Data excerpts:
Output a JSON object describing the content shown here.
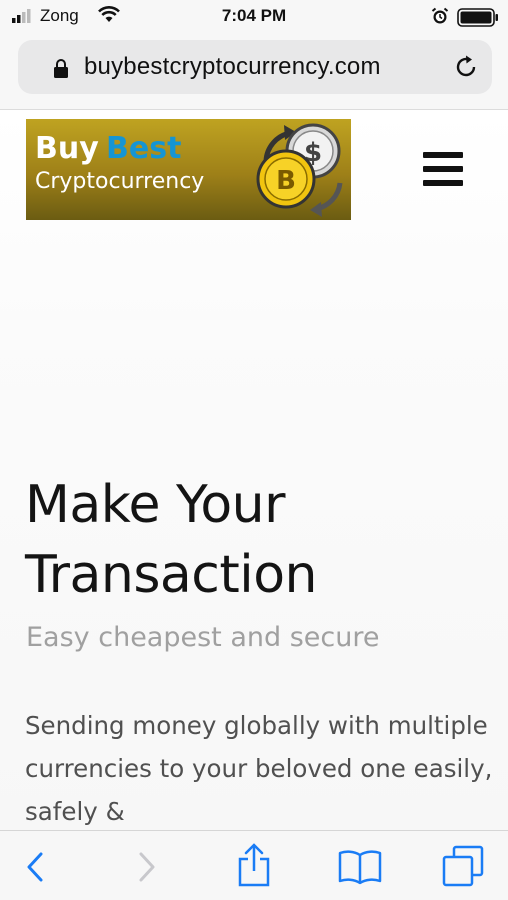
{
  "status_bar": {
    "carrier": "Zong",
    "time": "7:04 PM",
    "signal_icon": "signal-bars-icon",
    "wifi_icon": "wifi-icon",
    "alarm_icon": "alarm-icon",
    "battery_icon": "battery-icon"
  },
  "address_bar": {
    "url": "buybestcryptocurrency.com",
    "lock_icon": "lock-icon",
    "reload_icon": "reload-icon"
  },
  "header": {
    "logo_word_1": "Buy",
    "logo_word_2": "Best",
    "logo_line_2": "Cryptocurrency",
    "menu_icon": "hamburger-menu-icon"
  },
  "hero": {
    "title": "Make Your Transaction",
    "subtitle": "Easy cheapest and secure",
    "body": "Sending money globally with multiple currencies to your beloved one easily, safely &"
  },
  "toolbar": {
    "items": [
      "back-icon",
      "forward-icon",
      "share-icon",
      "bookmarks-icon",
      "tabs-icon"
    ]
  },
  "colors": {
    "logo_best": "#1595d3",
    "ios_blue": "#1a7cf5",
    "subtitle": "#a0a0a0"
  }
}
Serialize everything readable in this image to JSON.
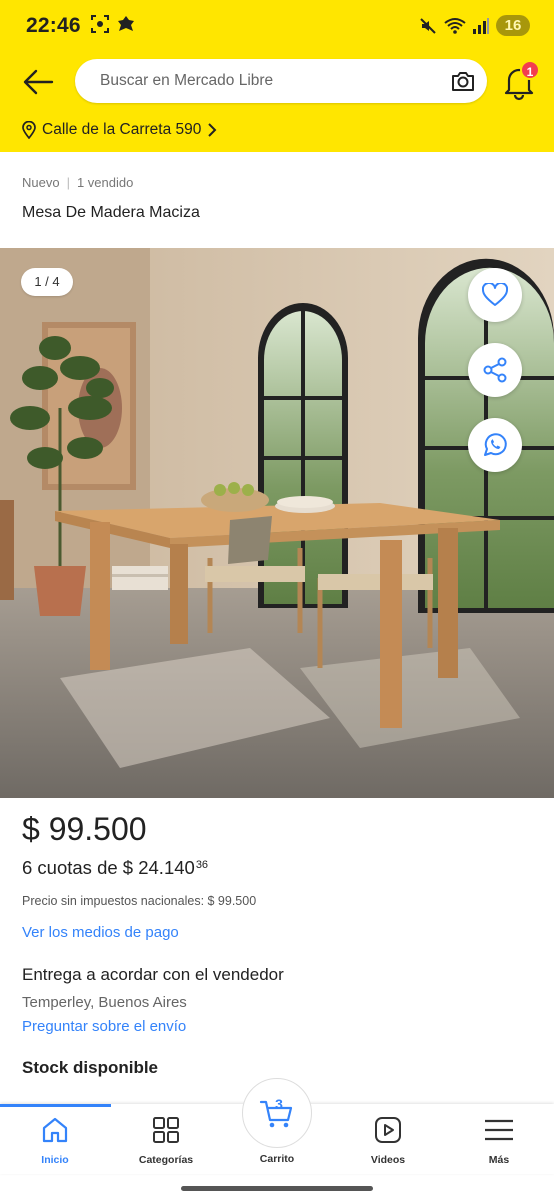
{
  "status_bar": {
    "time": "22:46",
    "battery": "16"
  },
  "header": {
    "search_placeholder": "Buscar en Mercado Libre",
    "notification_count": "1",
    "address": "Calle de la Carreta 590"
  },
  "product": {
    "condition": "Nuevo",
    "sold": "1 vendido",
    "title": "Mesa De Madera Maciza",
    "image_counter": "1 / 4",
    "price": "$ 99.500",
    "installments_prefix": "6 cuotas de $ 24.140",
    "installments_cents": "36",
    "tax_note": "Precio sin impuestos nacionales: $ 99.500",
    "payment_link": "Ver los medios de pago",
    "delivery": "Entrega a acordar con el vendedor",
    "location": "Temperley, Buenos Aires",
    "shipping_link": "Preguntar sobre el envío",
    "stock": "Stock disponible"
  },
  "bottom_nav": {
    "items": [
      {
        "label": "Inicio",
        "icon": "home-icon",
        "active": true
      },
      {
        "label": "Categorías",
        "icon": "grid-icon",
        "active": false
      },
      {
        "label": "Carrito",
        "icon": "cart-icon",
        "active": false,
        "badge": "3"
      },
      {
        "label": "Videos",
        "icon": "video-icon",
        "active": false
      },
      {
        "label": "Más",
        "icon": "menu-icon",
        "active": false
      }
    ]
  },
  "colors": {
    "brand_yellow": "#ffe600",
    "link_blue": "#3483fa",
    "badge_red": "#f23d4f"
  }
}
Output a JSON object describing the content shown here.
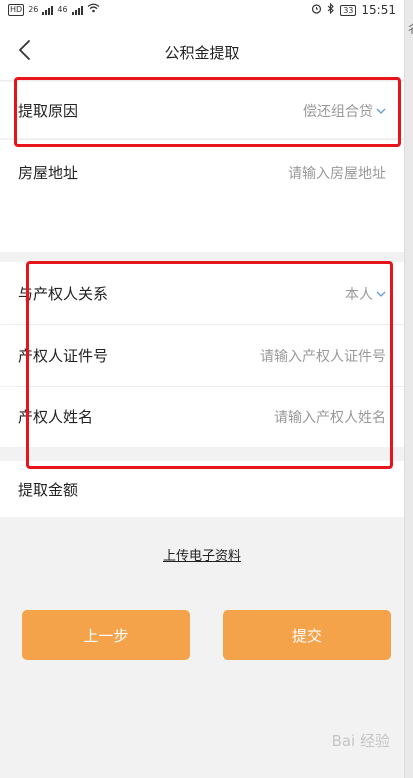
{
  "status_bar": {
    "hd": "HD",
    "sig1": "26",
    "sig2": "46",
    "battery": "33",
    "time": "15:51"
  },
  "nav": {
    "title": "公积金提取"
  },
  "form": {
    "reason_label": "提取原因",
    "reason_value": "偿还组合贷",
    "address_label": "房屋地址",
    "address_placeholder": "请输入房屋地址",
    "relation_label": "与产权人关系",
    "relation_value": "本人",
    "owner_id_label": "产权人证件号",
    "owner_id_placeholder": "请输入产权人证件号",
    "owner_name_label": "产权人姓名",
    "owner_name_placeholder": "请输入产权人姓名",
    "amount_label": "提取金额"
  },
  "upload_link": "上传电子资料",
  "buttons": {
    "prev": "上一步",
    "submit": "提交"
  },
  "side_glyph": "彳",
  "watermark": "Bai 经验",
  "colors": {
    "accent_orange": "#f5a34a",
    "highlight_red": "#e8141b",
    "chevron_blue": "#5b9bd5"
  }
}
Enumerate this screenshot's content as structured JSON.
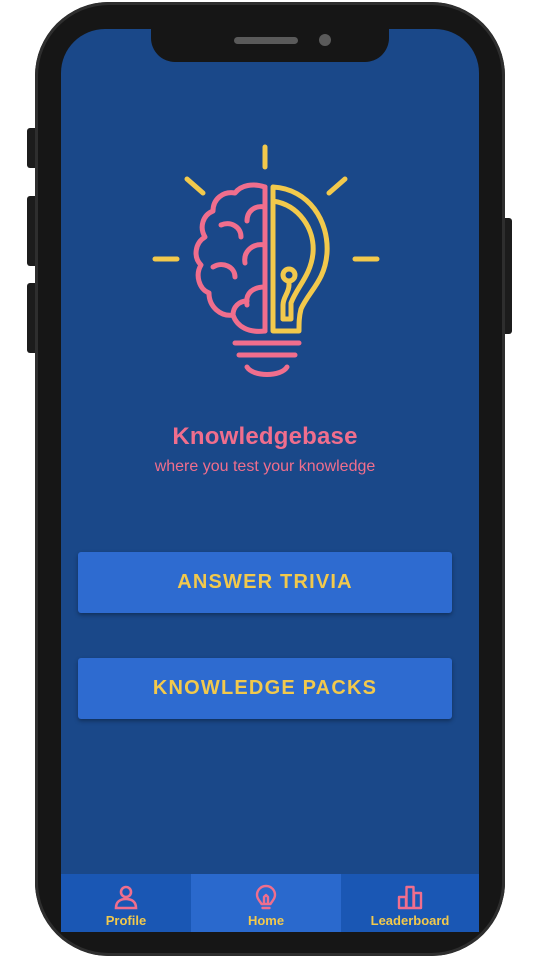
{
  "app": {
    "title": "Knowledgebase",
    "tagline": "where you test your knowledge"
  },
  "buttons": {
    "answer_trivia": "ANSWER TRIVIA",
    "knowledge_packs": "KNOWLEDGE PACKS"
  },
  "bottom_nav": {
    "items": [
      {
        "label": "Profile",
        "icon": "person-icon"
      },
      {
        "label": "Home",
        "icon": "lightbulb-icon",
        "active": true
      },
      {
        "label": "Leaderboard",
        "icon": "bar-chart-icon"
      }
    ]
  },
  "colors": {
    "screen_bg": "#1a4889",
    "button_bg": "#2e6bd0",
    "accent_yellow": "#f2c94c",
    "accent_pink": "#f06e8d",
    "nav_bg": "#1a57b4",
    "nav_active_bg": "#2a69cd"
  }
}
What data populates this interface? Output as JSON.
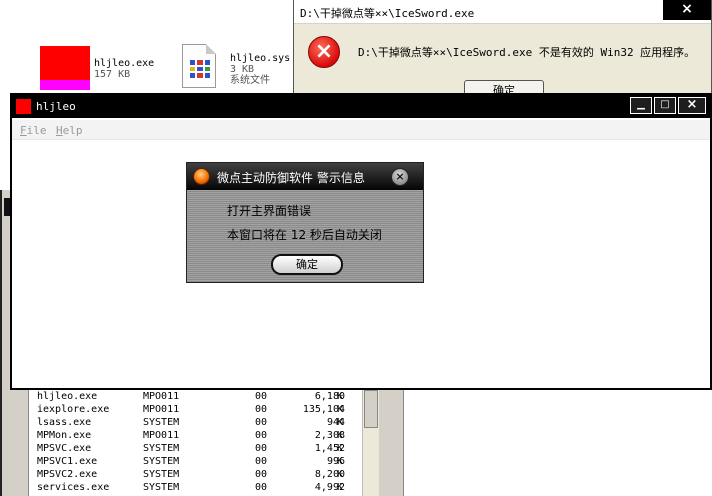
{
  "desktop": {
    "files": [
      {
        "name": "hljleo.exe",
        "size": "157 KB"
      },
      {
        "name": "hljleo.sys",
        "size": "3 KB",
        "type": "系统文件"
      }
    ]
  },
  "error_dialog": {
    "title": "D:\\干掉微点等××\\IceSword.exe",
    "close_label": "×",
    "message": "D:\\干掉微点等××\\IceSword.exe 不是有效的 Win32 应用程序。",
    "ok_label": "确定",
    "icon": "error-icon"
  },
  "process_list": {
    "rows": [
      {
        "name": "hljleo.exe",
        "user": "MPO011",
        "cpu": "00",
        "mem": "6,180",
        "unit": "K"
      },
      {
        "name": "iexplore.exe",
        "user": "MPO011",
        "cpu": "00",
        "mem": "135,104",
        "unit": "K"
      },
      {
        "name": "lsass.exe",
        "user": "SYSTEM",
        "cpu": "00",
        "mem": "944",
        "unit": "K"
      },
      {
        "name": "MPMon.exe",
        "user": "MPO011",
        "cpu": "00",
        "mem": "2,308",
        "unit": "K"
      },
      {
        "name": "MPSVC.exe",
        "user": "SYSTEM",
        "cpu": "00",
        "mem": "1,452",
        "unit": "K"
      },
      {
        "name": "MPSVC1.exe",
        "user": "SYSTEM",
        "cpu": "00",
        "mem": "996",
        "unit": "K"
      },
      {
        "name": "MPSVC2.exe",
        "user": "SYSTEM",
        "cpu": "00",
        "mem": "8,200",
        "unit": "K"
      },
      {
        "name": "services.exe",
        "user": "SYSTEM",
        "cpu": "00",
        "mem": "4,992",
        "unit": "K"
      }
    ]
  },
  "main_window": {
    "title": "hljleo",
    "controls": {
      "minimize": "▁",
      "maximize": "□",
      "close": "×"
    },
    "menu": [
      {
        "mnemonic": "F",
        "rest": "ile"
      },
      {
        "mnemonic": "H",
        "rest": "elp"
      }
    ]
  },
  "alert": {
    "title": "微点主动防御软件  警示信息",
    "close_label": "×",
    "line1": "打开主界面错误",
    "line2": "本窗口将在 12 秒后自动关闭",
    "ok_label": "确定"
  },
  "colors": {
    "error_red": "#d80b0b",
    "app_icon_red": "#ff0000",
    "alert_orb_orange": "#f26a00"
  }
}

REQUIREMENTS:
Quote all the lines above exactly as given. Do not include the pictures.

FINAL RESULT:
Output a JSON object describing the content shown here.
{
  "status_bar": {
    "carrier": "Zong",
    "time": "7:04 PM",
    "signal_icon": "signal-bars-icon",
    "wifi_icon": "wifi-icon",
    "alarm_icon": "alarm-icon",
    "battery_icon": "battery-icon"
  },
  "address_bar": {
    "url": "buybestcryptocurrency.com",
    "lock_icon": "lock-icon",
    "reload_icon": "reload-icon"
  },
  "header": {
    "logo_word_1": "Buy",
    "logo_word_2": "Best",
    "logo_line_2": "Cryptocurrency",
    "menu_icon": "hamburger-menu-icon"
  },
  "hero": {
    "title": "Make Your Transaction",
    "subtitle": "Easy cheapest and secure",
    "body": "Sending money globally with multiple currencies to your beloved one easily, safely &"
  },
  "toolbar": {
    "items": [
      "back-icon",
      "forward-icon",
      "share-icon",
      "bookmarks-icon",
      "tabs-icon"
    ]
  },
  "colors": {
    "logo_best": "#1595d3",
    "ios_blue": "#1a7cf5",
    "subtitle": "#a0a0a0"
  }
}
Serialize everything readable in this image to JSON.
{
  "status_bar": {
    "time": "22:46",
    "battery": "16"
  },
  "header": {
    "search_placeholder": "Buscar en Mercado Libre",
    "notification_count": "1",
    "address": "Calle de la Carreta 590"
  },
  "product": {
    "condition": "Nuevo",
    "sold": "1 vendido",
    "title": "Mesa De Madera Maciza",
    "image_counter": "1 / 4",
    "price": "$ 99.500",
    "installments_prefix": "6 cuotas de $ 24.140",
    "installments_cents": "36",
    "tax_note": "Precio sin impuestos nacionales: $ 99.500",
    "payment_link": "Ver los medios de pago",
    "delivery": "Entrega a acordar con el vendedor",
    "location": "Temperley, Buenos Aires",
    "shipping_link": "Preguntar sobre el envío",
    "stock": "Stock disponible"
  },
  "bottom_nav": {
    "items": [
      {
        "label": "Inicio",
        "icon": "home-icon",
        "active": true
      },
      {
        "label": "Categorías",
        "icon": "grid-icon",
        "active": false
      },
      {
        "label": "Carrito",
        "icon": "cart-icon",
        "active": false,
        "badge": "3"
      },
      {
        "label": "Videos",
        "icon": "video-icon",
        "active": false
      },
      {
        "label": "Más",
        "icon": "menu-icon",
        "active": false
      }
    ]
  },
  "colors": {
    "brand_yellow": "#ffe600",
    "link_blue": "#3483fa",
    "badge_red": "#f23d4f"
  }
}
Output a JSON object describing the content shown here.
{
  "status_bar": {
    "hd": "HD",
    "sig1": "26",
    "sig2": "46",
    "battery": "33",
    "time": "15:51"
  },
  "nav": {
    "title": "公积金提取"
  },
  "form": {
    "reason_label": "提取原因",
    "reason_value": "偿还组合贷",
    "address_label": "房屋地址",
    "address_placeholder": "请输入房屋地址",
    "relation_label": "与产权人关系",
    "relation_value": "本人",
    "owner_id_label": "产权人证件号",
    "owner_id_placeholder": "请输入产权人证件号",
    "owner_name_label": "产权人姓名",
    "owner_name_placeholder": "请输入产权人姓名",
    "amount_label": "提取金额"
  },
  "upload_link": "上传电子资料",
  "buttons": {
    "prev": "上一步",
    "submit": "提交"
  },
  "side_glyph": "彳",
  "watermark": "Bai 经验",
  "colors": {
    "accent_orange": "#f5a34a",
    "highlight_red": "#e8141b",
    "chevron_blue": "#5b9bd5"
  }
}
Enumerate this screenshot's content as structured JSON.
{
  "app": {
    "title": "Knowledgebase",
    "tagline": "where you test your knowledge"
  },
  "buttons": {
    "answer_trivia": "ANSWER TRIVIA",
    "knowledge_packs": "KNOWLEDGE PACKS"
  },
  "bottom_nav": {
    "items": [
      {
        "label": "Profile",
        "icon": "person-icon"
      },
      {
        "label": "Home",
        "icon": "lightbulb-icon",
        "active": true
      },
      {
        "label": "Leaderboard",
        "icon": "bar-chart-icon"
      }
    ]
  },
  "colors": {
    "screen_bg": "#1a4889",
    "button_bg": "#2e6bd0",
    "accent_yellow": "#f2c94c",
    "accent_pink": "#f06e8d",
    "nav_bg": "#1a57b4",
    "nav_active_bg": "#2a69cd"
  }
}
What data populates this interface? Output as JSON.
{
  "desktop": {
    "files": [
      {
        "name": "hljleo.exe",
        "size": "157 KB"
      },
      {
        "name": "hljleo.sys",
        "size": "3 KB",
        "type": "系统文件"
      }
    ]
  },
  "error_dialog": {
    "title": "D:\\干掉微点等××\\IceSword.exe",
    "close_label": "×",
    "message": "D:\\干掉微点等××\\IceSword.exe 不是有效的 Win32 应用程序。",
    "ok_label": "确定",
    "icon": "error-icon"
  },
  "process_list": {
    "rows": [
      {
        "name": "hljleo.exe",
        "user": "MPO011",
        "cpu": "00",
        "mem": "6,180",
        "unit": "K"
      },
      {
        "name": "iexplore.exe",
        "user": "MPO011",
        "cpu": "00",
        "mem": "135,104",
        "unit": "K"
      },
      {
        "name": "lsass.exe",
        "user": "SYSTEM",
        "cpu": "00",
        "mem": "944",
        "unit": "K"
      },
      {
        "name": "MPMon.exe",
        "user": "MPO011",
        "cpu": "00",
        "mem": "2,308",
        "unit": "K"
      },
      {
        "name": "MPSVC.exe",
        "user": "SYSTEM",
        "cpu": "00",
        "mem": "1,452",
        "unit": "K"
      },
      {
        "name": "MPSVC1.exe",
        "user": "SYSTEM",
        "cpu": "00",
        "mem": "996",
        "unit": "K"
      },
      {
        "name": "MPSVC2.exe",
        "user": "SYSTEM",
        "cpu": "00",
        "mem": "8,200",
        "unit": "K"
      },
      {
        "name": "services.exe",
        "user": "SYSTEM",
        "cpu": "00",
        "mem": "4,992",
        "unit": "K"
      }
    ]
  },
  "main_window": {
    "title": "hljleo",
    "controls": {
      "minimize": "▁",
      "maximize": "□",
      "close": "×"
    },
    "menu": [
      {
        "mnemonic": "F",
        "rest": "ile"
      },
      {
        "mnemonic": "H",
        "rest": "elp"
      }
    ]
  },
  "alert": {
    "title": "微点主动防御软件  警示信息",
    "close_label": "×",
    "line1": "打开主界面错误",
    "line2": "本窗口将在 12 秒后自动关闭",
    "ok_label": "确定"
  },
  "colors": {
    "error_red": "#d80b0b",
    "app_icon_red": "#ff0000",
    "alert_orb_orange": "#f26a00"
  }
}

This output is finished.